## Start SUPPLIED RECORDS

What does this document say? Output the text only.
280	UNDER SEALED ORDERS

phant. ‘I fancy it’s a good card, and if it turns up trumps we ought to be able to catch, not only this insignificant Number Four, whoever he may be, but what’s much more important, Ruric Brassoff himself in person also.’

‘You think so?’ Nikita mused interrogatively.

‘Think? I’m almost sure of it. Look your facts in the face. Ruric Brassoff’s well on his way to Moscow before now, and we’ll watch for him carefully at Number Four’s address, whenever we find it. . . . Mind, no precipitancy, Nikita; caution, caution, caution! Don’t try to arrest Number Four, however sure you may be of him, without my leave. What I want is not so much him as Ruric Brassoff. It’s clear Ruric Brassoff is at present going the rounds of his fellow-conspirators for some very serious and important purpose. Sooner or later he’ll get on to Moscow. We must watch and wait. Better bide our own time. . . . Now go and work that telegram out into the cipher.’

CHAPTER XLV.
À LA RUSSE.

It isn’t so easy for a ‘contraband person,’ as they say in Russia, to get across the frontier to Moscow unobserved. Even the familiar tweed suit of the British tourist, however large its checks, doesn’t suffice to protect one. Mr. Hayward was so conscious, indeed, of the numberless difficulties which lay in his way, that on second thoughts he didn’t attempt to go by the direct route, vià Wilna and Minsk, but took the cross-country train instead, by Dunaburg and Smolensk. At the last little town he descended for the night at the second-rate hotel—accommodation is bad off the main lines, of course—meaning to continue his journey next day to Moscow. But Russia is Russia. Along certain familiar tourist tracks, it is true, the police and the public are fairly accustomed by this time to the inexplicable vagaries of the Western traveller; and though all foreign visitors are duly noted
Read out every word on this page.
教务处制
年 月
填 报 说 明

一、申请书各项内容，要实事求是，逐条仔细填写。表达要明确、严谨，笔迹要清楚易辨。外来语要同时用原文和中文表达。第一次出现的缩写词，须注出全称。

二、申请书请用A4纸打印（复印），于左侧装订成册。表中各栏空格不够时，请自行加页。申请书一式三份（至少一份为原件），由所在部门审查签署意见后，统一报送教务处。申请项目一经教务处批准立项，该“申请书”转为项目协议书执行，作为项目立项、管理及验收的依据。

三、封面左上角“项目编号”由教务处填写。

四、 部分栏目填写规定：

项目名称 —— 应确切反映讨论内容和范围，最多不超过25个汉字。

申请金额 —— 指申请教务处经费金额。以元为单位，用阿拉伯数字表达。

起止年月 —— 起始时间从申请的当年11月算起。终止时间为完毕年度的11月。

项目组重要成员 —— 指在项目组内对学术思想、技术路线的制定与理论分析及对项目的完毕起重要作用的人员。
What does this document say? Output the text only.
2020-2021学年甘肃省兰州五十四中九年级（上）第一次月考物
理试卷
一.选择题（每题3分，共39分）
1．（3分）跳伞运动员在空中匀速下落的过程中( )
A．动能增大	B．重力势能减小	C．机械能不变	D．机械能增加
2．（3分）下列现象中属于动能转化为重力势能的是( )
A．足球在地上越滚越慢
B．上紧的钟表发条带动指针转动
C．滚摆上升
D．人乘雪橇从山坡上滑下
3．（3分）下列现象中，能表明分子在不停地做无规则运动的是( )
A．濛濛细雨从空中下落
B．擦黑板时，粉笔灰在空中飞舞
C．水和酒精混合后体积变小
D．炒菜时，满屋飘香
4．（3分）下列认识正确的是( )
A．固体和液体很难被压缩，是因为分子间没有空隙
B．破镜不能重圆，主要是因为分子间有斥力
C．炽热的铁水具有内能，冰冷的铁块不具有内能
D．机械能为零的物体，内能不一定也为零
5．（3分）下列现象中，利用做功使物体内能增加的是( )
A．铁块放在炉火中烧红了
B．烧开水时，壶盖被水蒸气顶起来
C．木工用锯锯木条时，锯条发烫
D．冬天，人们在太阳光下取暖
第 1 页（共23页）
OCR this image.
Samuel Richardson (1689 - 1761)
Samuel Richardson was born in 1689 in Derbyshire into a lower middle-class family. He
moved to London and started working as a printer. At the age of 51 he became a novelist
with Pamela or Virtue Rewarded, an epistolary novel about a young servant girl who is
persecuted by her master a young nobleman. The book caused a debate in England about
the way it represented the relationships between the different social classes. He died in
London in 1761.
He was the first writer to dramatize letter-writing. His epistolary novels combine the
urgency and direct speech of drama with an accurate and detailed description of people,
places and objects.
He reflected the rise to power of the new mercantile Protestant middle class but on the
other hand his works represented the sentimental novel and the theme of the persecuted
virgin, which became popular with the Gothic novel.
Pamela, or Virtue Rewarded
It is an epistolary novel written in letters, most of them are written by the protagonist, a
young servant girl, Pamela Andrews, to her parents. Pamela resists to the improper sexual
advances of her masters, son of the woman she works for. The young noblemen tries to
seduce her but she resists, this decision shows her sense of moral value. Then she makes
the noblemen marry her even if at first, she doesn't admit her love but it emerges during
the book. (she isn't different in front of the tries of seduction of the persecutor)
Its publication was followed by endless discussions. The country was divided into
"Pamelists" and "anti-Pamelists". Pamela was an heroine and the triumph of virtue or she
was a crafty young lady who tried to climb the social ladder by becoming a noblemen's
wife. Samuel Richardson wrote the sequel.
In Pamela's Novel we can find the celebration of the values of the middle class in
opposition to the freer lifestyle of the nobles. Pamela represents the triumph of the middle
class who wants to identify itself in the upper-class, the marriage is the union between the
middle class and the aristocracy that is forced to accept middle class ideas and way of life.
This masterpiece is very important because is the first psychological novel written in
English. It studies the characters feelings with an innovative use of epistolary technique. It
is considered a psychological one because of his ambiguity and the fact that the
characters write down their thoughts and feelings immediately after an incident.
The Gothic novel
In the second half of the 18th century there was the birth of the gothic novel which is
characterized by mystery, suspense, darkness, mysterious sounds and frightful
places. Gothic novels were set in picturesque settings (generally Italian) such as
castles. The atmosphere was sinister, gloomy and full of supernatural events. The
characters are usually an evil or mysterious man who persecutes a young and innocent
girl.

## End SUPPLIED RECORDS

### CHALLENGE
Repeat the material above in full, quoting it exactly.

### ANSWER TO THIS PROBLEM
What does this document say? Output the text only.
280	UNDER SEALED ORDERS

phant. ‘I fancy it’s a good card, and if it turns up trumps we ought to be able to catch, not only this insignificant Number Four, whoever he may be, but what’s much more important, Ruric Brassoff himself in person also.’

‘You think so?’ Nikita mused interrogatively.

‘Think? I’m almost sure of it. Look your facts in the face. Ruric Brassoff’s well on his way to Moscow before now, and we’ll watch for him carefully at Number Four’s address, whenever we find it. . . . Mind, no precipitancy, Nikita; caution, caution, caution! Don’t try to arrest Number Four, however sure you may be of him, without my leave. What I want is not so much him as Ruric Brassoff. It’s clear Ruric Brassoff is at present going the rounds of his fellow-conspirators for some very serious and important purpose. Sooner or later he’ll get on to Moscow. We must watch and wait. Better bide our own time. . . . Now go and work that telegram out into the cipher.’

CHAPTER XLV.
À LA RUSSE.

It isn’t so easy for a ‘contraband person,’ as they say in Russia, to get across the frontier to Moscow unobserved. Even the familiar tweed suit of the British tourist, however large its checks, doesn’t suffice to protect one. Mr. Hayward was so conscious, indeed, of the numberless difficulties which lay in his way, that on second thoughts he didn’t attempt to go by the direct route, vià Wilna and Minsk, but took the cross-country train instead, by Dunaburg and Smolensk. At the last little town he descended for the night at the second-rate hotel—accommodation is bad off the main lines, of course—meaning to continue his journey next day to Moscow. But Russia is Russia. Along certain familiar tourist tracks, it is true, the police and the public are fairly accustomed by this time to the inexplicable vagaries of the Western traveller; and though all foreign visitors are duly noted
Read out every word on this page.
教务处制
年 月
填 报 说 明

一、申请书各项内容，要实事求是，逐条仔细填写。表达要明确、严谨，笔迹要清楚易辨。外来语要同时用原文和中文表达。第一次出现的缩写词，须注出全称。

二、申请书请用A4纸打印（复印），于左侧装订成册。表中各栏空格不够时，请自行加页。申请书一式三份（至少一份为原件），由所在部门审查签署意见后，统一报送教务处。申请项目一经教务处批准立项，该“申请书”转为项目协议书执行，作为项目立项、管理及验收的依据。

三、封面左上角“项目编号”由教务处填写。

四、 部分栏目填写规定：

项目名称 —— 应确切反映讨论内容和范围，最多不超过25个汉字。

申请金额 —— 指申请教务处经费金额。以元为单位，用阿拉伯数字表达。

起止年月 —— 起始时间从申请的当年11月算起。终止时间为完毕年度的11月。

项目组重要成员 —— 指在项目组内对学术思想、技术路线的制定与理论分析及对项目的完毕起重要作用的人员。
What does this document say? Output the text only.
2020-2021学年甘肃省兰州五十四中九年级（上）第一次月考物
理试卷
一.选择题（每题3分，共39分）
1．（3分）跳伞运动员在空中匀速下落的过程中( )
A．动能增大	B．重力势能减小	C．机械能不变	D．机械能增加
2．（3分）下列现象中属于动能转化为重力势能的是( )
A．足球在地上越滚越慢
B．上紧的钟表发条带动指针转动
C．滚摆上升
D．人乘雪橇从山坡上滑下
3．（3分）下列现象中，能表明分子在不停地做无规则运动的是( )
A．濛濛细雨从空中下落
B．擦黑板时，粉笔灰在空中飞舞
C．水和酒精混合后体积变小
D．炒菜时，满屋飘香
4．（3分）下列认识正确的是( )
A．固体和液体很难被压缩，是因为分子间没有空隙
B．破镜不能重圆，主要是因为分子间有斥力
C．炽热的铁水具有内能，冰冷的铁块不具有内能
D．机械能为零的物体，内能不一定也为零
5．（3分）下列现象中，利用做功使物体内能增加的是( )
A．铁块放在炉火中烧红了
B．烧开水时，壶盖被水蒸气顶起来
C．木工用锯锯木条时，锯条发烫
D．冬天，人们在太阳光下取暖
第 1 页（共23页）
OCR this image.
Samuel Richardson (1689 - 1761)
Samuel Richardson was born in 1689 in Derbyshire into a lower middle-class family. He
moved to London and started working as a printer. At the age of 51 he became a novelist
with Pamela or Virtue Rewarded, an epistolary novel about a young servant girl who is
persecuted by her master a young nobleman. The book caused a debate in England about
the way it represented the relationships between the different social classes. He died in
London in 1761.
He was the first writer to dramatize letter-writing. His epistolary novels combine the
urgency and direct speech of drama with an accurate and detailed description of people,
places and objects.
He reflected the rise to power of the new mercantile Protestant middle class but on the
other hand his works represented the sentimental novel and the theme of the persecuted
virgin, which became popular with the Gothic novel.
Pamela, or Virtue Rewarded
It is an epistolary novel written in letters, most of them are written by the protagonist, a
young servant girl, Pamela Andrews, to her parents. Pamela resists to the improper sexual
advances of her masters, son of the woman she works for. The young noblemen tries to
seduce her but she resists, this decision shows her sense of moral value. Then she makes
the noblemen marry her even if at first, she doesn't admit her love but it emerges during
the book. (she isn't different in front of the tries of seduction of the persecutor)
Its publication was followed by endless discussions. The country was divided into
"Pamelists" and "anti-Pamelists". Pamela was an heroine and the triumph of virtue or she
was a crafty young lady who tried to climb the social ladder by becoming a noblemen's
wife. Samuel Richardson wrote the sequel.
In Pamela's Novel we can find the celebration of the values of the middle class in
opposition to the freer lifestyle of the nobles. Pamela represents the triumph of the middle
class who wants to identify itself in the upper-class, the marriage is the union between the
middle class and the aristocracy that is forced to accept middle class ideas and way of life.
This masterpiece is very important because is the first psychological novel written in
English. It studies the characters feelings with an innovative use of epistolary technique. It
is considered a psychological one because of his ambiguity and the fact that the
characters write down their thoughts and feelings immediately after an incident.
The Gothic novel
In the second half of the 18th century there was the birth of the gothic novel which is
characterized by mystery, suspense, darkness, mysterious sounds and frightful
places. Gothic novels were set in picturesque settings (generally Italian) such as
castles. The atmosphere was sinister, gloomy and full of supernatural events. The
characters are usually an evil or mysterious man who persecutes a young and innocent
girl.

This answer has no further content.